WHAT TO PRODUCE -> From the entries below, copy every line where the string "ylabel" appears.

EXERCISE MATERIALS ->
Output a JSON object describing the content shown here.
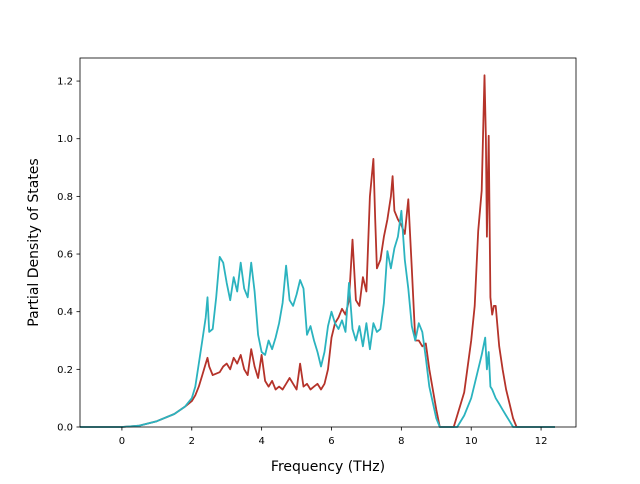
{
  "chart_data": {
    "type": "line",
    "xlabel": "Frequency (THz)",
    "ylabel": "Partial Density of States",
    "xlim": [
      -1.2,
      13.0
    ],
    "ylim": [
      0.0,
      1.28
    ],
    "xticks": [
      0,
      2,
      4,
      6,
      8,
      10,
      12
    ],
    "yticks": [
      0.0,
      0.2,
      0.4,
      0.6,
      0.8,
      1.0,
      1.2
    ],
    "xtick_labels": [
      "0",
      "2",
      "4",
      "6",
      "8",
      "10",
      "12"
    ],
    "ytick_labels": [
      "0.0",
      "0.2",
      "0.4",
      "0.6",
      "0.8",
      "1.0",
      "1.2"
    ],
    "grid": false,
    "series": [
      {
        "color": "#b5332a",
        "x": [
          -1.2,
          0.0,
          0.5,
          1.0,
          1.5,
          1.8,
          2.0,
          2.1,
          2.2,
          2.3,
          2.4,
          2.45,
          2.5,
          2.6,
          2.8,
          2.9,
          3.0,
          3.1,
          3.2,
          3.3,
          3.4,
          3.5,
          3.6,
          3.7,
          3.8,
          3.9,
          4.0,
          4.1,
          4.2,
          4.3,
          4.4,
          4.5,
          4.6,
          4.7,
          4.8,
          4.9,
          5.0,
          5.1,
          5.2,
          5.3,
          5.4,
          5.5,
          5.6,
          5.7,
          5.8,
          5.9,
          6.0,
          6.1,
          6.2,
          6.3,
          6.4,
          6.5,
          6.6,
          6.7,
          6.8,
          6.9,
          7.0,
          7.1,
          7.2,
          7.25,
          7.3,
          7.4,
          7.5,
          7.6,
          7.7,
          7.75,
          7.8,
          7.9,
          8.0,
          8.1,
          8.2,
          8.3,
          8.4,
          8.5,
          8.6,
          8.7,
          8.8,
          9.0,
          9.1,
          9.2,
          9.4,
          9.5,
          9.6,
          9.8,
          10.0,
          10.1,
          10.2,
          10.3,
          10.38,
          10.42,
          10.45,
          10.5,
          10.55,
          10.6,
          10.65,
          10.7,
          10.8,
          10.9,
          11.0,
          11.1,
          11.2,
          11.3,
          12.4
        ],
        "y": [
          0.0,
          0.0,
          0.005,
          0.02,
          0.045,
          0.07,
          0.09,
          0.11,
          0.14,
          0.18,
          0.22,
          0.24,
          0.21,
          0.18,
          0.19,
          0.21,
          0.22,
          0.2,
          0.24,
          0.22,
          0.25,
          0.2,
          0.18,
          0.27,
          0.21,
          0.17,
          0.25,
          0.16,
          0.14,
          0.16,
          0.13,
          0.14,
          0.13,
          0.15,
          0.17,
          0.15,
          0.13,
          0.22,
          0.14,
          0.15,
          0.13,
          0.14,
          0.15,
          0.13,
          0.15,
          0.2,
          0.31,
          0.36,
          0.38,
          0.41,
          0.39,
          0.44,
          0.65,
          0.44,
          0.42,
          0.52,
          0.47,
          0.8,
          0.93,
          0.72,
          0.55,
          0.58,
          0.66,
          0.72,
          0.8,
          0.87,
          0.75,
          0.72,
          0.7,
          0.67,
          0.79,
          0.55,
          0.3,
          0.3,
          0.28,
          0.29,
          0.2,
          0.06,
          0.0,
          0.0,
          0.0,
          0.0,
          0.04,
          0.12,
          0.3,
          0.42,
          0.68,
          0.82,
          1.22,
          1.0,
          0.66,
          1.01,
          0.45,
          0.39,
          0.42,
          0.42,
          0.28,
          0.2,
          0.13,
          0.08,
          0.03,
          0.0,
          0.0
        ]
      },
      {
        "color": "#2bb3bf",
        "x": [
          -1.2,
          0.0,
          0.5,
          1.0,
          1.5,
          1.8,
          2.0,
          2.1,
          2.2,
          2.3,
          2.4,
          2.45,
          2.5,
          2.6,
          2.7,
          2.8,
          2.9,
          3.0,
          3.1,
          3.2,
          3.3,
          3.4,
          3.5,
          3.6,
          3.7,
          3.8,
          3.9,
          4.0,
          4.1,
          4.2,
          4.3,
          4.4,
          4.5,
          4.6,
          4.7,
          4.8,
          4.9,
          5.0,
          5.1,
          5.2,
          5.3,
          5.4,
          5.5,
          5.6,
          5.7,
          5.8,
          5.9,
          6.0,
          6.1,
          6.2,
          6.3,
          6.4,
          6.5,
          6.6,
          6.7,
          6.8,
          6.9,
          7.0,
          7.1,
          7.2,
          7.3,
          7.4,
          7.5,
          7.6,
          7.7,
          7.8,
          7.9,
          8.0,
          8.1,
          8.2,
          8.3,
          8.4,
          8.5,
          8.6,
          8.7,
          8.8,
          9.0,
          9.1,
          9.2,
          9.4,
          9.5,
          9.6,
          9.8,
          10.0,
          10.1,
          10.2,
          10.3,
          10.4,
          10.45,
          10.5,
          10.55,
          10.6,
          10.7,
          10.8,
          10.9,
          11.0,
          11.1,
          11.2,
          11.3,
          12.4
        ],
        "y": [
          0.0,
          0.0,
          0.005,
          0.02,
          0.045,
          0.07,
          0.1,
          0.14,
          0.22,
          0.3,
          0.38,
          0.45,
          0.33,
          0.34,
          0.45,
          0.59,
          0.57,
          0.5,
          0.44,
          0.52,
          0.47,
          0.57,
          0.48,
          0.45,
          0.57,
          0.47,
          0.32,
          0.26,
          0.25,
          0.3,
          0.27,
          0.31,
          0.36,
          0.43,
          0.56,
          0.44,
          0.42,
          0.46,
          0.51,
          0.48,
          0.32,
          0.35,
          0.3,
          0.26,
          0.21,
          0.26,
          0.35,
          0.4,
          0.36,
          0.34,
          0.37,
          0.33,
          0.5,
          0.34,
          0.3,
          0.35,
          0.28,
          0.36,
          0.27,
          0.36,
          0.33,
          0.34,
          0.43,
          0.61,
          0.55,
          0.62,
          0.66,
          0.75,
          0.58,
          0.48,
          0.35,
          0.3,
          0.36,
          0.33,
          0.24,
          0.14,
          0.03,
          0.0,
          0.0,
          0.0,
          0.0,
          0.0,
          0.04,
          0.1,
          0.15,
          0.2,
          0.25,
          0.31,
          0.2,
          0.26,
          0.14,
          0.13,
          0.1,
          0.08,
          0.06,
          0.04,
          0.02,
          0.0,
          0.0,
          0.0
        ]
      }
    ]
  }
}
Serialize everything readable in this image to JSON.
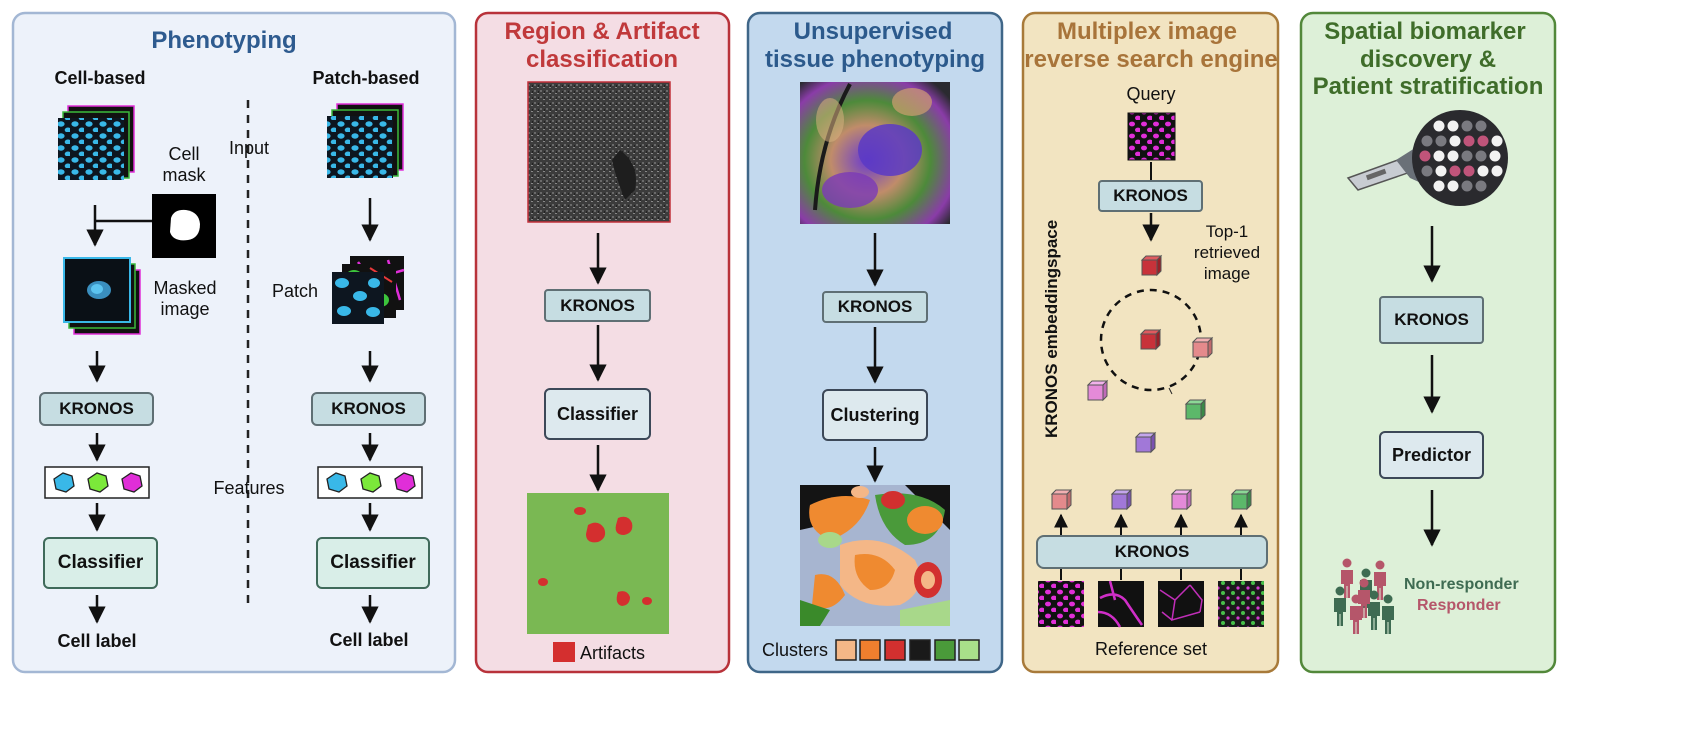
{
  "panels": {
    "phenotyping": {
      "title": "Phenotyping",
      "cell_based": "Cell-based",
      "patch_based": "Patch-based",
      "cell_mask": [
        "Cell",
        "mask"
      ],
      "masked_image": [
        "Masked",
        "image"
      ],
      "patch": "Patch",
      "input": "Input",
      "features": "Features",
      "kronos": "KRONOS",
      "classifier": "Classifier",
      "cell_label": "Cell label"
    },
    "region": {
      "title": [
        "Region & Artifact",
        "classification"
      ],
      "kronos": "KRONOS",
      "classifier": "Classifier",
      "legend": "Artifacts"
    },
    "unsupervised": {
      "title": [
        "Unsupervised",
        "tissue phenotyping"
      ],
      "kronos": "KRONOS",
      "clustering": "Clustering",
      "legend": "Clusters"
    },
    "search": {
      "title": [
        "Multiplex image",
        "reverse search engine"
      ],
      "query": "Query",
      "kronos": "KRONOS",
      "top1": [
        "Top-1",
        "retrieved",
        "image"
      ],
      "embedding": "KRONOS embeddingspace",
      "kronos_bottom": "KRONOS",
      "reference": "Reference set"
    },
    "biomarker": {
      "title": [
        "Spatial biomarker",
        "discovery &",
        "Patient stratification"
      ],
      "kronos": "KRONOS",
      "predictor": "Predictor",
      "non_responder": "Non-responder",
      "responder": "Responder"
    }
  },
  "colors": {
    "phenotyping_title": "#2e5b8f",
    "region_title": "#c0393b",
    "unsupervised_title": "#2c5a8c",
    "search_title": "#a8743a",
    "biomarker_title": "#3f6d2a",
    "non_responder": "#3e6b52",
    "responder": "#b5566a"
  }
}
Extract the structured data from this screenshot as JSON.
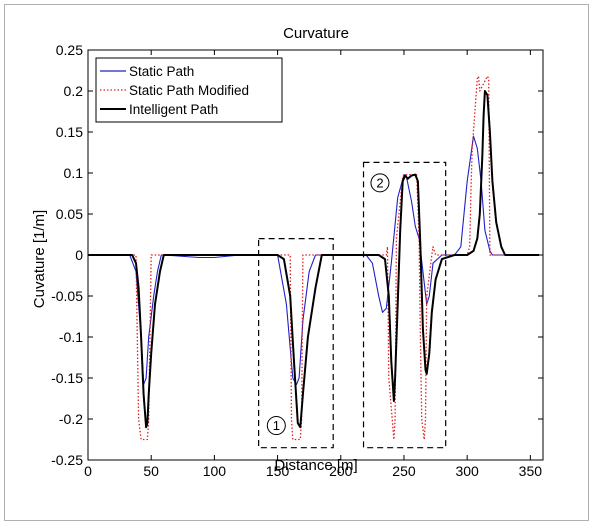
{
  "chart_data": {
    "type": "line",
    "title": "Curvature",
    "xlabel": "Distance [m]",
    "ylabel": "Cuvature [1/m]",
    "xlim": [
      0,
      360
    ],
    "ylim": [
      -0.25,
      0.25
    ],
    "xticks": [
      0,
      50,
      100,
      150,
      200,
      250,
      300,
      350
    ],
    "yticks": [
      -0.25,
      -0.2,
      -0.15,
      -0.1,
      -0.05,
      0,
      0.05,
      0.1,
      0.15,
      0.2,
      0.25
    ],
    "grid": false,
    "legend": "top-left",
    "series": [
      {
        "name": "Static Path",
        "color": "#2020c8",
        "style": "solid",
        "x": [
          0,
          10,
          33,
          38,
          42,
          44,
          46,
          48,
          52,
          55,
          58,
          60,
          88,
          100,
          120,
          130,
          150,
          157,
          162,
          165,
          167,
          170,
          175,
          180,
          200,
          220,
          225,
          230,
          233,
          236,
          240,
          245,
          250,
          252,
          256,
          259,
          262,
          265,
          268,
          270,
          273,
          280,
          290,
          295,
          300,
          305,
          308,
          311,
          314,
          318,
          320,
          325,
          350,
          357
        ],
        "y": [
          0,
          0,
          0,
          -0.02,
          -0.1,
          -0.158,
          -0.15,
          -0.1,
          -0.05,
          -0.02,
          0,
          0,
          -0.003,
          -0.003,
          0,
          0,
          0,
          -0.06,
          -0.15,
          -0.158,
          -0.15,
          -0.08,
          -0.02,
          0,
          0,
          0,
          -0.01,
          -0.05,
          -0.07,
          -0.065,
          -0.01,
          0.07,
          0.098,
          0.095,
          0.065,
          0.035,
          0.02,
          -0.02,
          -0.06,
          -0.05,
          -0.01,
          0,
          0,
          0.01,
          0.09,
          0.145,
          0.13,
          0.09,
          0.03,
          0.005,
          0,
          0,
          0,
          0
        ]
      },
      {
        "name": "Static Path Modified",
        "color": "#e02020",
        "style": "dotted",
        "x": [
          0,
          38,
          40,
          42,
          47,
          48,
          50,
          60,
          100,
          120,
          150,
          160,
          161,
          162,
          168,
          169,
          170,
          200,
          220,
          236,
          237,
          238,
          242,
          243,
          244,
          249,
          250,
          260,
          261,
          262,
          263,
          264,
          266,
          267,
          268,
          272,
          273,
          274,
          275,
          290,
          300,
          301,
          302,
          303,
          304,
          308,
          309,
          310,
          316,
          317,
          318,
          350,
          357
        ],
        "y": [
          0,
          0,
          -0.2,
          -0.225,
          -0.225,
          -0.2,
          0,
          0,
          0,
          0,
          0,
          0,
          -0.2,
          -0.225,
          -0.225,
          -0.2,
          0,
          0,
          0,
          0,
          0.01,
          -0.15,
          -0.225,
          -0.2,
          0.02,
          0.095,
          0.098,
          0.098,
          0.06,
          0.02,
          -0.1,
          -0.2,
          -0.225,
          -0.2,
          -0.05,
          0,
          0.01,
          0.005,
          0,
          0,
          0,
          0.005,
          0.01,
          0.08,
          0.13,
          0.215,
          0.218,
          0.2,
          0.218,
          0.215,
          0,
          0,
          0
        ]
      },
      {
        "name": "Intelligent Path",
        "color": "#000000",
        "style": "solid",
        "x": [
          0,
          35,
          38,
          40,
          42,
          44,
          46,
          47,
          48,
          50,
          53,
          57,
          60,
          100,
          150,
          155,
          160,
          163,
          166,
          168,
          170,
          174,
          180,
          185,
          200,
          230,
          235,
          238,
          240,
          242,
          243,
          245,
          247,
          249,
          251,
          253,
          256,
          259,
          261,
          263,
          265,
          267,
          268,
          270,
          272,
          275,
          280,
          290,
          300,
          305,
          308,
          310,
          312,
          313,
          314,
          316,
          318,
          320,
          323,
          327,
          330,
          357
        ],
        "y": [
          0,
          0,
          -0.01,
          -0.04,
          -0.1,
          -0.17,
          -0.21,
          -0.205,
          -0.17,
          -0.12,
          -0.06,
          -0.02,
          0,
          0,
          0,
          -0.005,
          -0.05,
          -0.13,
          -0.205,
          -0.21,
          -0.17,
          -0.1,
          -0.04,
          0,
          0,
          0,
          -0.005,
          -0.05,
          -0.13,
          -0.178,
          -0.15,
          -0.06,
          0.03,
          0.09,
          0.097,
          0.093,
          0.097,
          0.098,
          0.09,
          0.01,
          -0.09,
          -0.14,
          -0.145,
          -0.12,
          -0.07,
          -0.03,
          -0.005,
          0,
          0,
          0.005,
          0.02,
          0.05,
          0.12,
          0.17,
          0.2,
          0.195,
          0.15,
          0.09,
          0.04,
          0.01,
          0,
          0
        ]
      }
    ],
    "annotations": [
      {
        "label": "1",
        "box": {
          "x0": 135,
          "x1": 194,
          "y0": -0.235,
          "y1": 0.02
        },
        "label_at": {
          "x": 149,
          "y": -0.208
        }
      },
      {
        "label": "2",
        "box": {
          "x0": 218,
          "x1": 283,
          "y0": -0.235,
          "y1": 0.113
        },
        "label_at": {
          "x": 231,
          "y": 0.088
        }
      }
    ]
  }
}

RESPONSE TO THIS EXERCISE ->
    "ylabel": "Partial Density of States",
    "ylabel": "Cuvature [1/m]",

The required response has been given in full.